What to work on: Can you copy out the data exactly? Leave the images out.

--- Dataset entries ---

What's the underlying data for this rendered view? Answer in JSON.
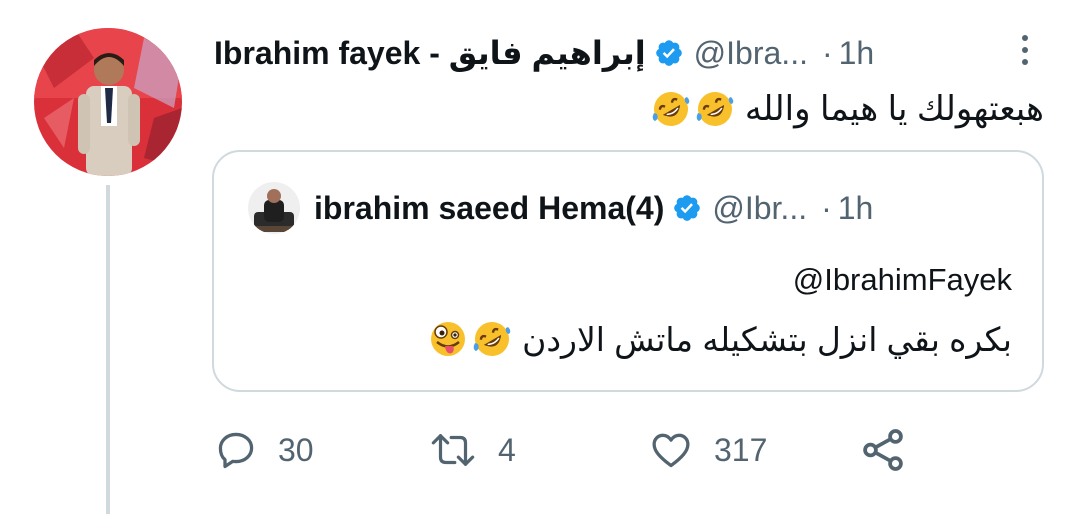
{
  "tweet": {
    "author_name": "Ibrahim fayek - إبراهيم فايق",
    "handle": "@Ibra...",
    "separator": "·",
    "time": "1h",
    "text": "هبعتهولك يا هيما والله",
    "text_emojis": [
      "rolling-on-floor-laughing",
      "rolling-on-floor-laughing"
    ]
  },
  "quote": {
    "author_name": "ibrahim saeed Hema(4)",
    "handle": "@Ibr...",
    "separator": "·",
    "time": "1h",
    "mention": "@IbrahimFayek",
    "text": "بكره بقي انزل بتشكيله ماتش الاردن",
    "text_emojis": [
      "rolling-on-floor-laughing",
      "zany-face"
    ]
  },
  "actions": {
    "replies": "30",
    "retweets": "4",
    "likes": "317"
  },
  "colors": {
    "text_primary": "#0f1419",
    "text_secondary": "#536471",
    "verified_blue": "#1d9bf0",
    "border": "#cfd9de"
  },
  "icons": [
    "verified-badge-icon",
    "more-icon",
    "reply-icon",
    "retweet-icon",
    "like-icon",
    "share-icon"
  ]
}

---

Solution below:
What's the underlying data for this rendered view? Answer in JSON.
{
  "tweet": {
    "author_name": "Ibrahim fayek - إبراهيم فايق",
    "handle": "@Ibra...",
    "separator": "·",
    "time": "1h",
    "text": "هبعتهولك يا هيما والله",
    "text_emojis": [
      "rolling-on-floor-laughing",
      "rolling-on-floor-laughing"
    ]
  },
  "quote": {
    "author_name": "ibrahim saeed Hema(4)",
    "handle": "@Ibr...",
    "separator": "·",
    "time": "1h",
    "mention": "@IbrahimFayek",
    "text": "بكره بقي انزل بتشكيله ماتش الاردن",
    "text_emojis": [
      "rolling-on-floor-laughing",
      "zany-face"
    ]
  },
  "actions": {
    "replies": "30",
    "retweets": "4",
    "likes": "317"
  },
  "colors": {
    "text_primary": "#0f1419",
    "text_secondary": "#536471",
    "verified_blue": "#1d9bf0",
    "border": "#cfd9de"
  },
  "icons": [
    "verified-badge-icon",
    "more-icon",
    "reply-icon",
    "retweet-icon",
    "like-icon",
    "share-icon"
  ]
}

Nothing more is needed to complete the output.